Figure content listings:
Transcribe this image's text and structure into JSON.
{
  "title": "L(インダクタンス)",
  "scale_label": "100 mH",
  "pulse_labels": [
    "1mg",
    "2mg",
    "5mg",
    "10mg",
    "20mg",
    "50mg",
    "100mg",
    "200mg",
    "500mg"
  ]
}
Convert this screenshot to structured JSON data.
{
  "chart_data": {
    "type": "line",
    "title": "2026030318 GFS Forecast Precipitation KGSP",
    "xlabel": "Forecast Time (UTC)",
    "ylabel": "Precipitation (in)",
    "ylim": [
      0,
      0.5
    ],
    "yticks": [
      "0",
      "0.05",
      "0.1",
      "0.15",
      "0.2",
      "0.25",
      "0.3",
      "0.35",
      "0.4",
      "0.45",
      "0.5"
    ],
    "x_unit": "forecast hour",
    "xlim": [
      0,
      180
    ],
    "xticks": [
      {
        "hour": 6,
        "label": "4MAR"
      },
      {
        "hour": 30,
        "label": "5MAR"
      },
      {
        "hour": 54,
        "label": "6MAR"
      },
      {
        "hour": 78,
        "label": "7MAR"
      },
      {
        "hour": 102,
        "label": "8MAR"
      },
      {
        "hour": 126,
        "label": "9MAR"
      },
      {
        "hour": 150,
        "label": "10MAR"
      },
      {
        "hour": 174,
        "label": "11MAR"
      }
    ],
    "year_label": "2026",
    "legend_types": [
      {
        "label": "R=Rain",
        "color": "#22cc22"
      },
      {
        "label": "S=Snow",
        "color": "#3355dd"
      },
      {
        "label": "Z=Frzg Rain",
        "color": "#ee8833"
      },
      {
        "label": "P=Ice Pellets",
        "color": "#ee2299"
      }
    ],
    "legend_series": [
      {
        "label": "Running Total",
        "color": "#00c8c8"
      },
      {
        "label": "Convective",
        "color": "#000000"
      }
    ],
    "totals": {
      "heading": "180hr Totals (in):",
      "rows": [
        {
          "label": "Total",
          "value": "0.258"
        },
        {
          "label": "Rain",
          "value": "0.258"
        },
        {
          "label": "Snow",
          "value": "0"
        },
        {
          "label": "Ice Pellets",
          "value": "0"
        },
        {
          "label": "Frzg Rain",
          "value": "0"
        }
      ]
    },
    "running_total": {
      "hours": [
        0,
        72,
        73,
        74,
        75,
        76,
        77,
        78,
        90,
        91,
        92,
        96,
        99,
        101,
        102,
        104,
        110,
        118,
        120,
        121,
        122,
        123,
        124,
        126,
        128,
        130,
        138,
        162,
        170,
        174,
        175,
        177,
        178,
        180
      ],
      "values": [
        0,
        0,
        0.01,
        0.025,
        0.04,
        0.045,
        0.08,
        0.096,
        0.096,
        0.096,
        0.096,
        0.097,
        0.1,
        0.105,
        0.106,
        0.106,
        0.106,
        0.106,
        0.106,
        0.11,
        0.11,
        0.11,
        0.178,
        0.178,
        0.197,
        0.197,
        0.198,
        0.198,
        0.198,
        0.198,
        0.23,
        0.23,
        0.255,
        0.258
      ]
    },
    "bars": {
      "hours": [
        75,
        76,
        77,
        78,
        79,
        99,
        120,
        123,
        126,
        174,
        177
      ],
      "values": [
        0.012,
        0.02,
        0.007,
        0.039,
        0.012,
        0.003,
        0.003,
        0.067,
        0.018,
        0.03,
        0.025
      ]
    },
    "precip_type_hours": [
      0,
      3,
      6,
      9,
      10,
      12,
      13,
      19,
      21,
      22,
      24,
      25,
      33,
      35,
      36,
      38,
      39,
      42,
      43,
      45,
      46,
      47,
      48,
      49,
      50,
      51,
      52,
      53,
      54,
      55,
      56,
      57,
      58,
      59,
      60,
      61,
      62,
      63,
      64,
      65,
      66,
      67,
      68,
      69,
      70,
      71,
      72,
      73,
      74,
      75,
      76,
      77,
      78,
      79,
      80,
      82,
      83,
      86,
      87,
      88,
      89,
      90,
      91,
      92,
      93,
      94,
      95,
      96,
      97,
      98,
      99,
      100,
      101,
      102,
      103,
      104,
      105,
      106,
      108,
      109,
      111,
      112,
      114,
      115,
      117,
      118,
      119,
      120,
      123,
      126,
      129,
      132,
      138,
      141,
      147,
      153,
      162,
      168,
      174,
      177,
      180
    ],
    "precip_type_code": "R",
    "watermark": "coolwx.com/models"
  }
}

### What the task asks:
Find "Precipitation". Copy every line it occurs in.

### Written response:
    "title": "2026030318 GFS Forecast Precipitation KGSP",
    "ylabel": "Precipitation (in)",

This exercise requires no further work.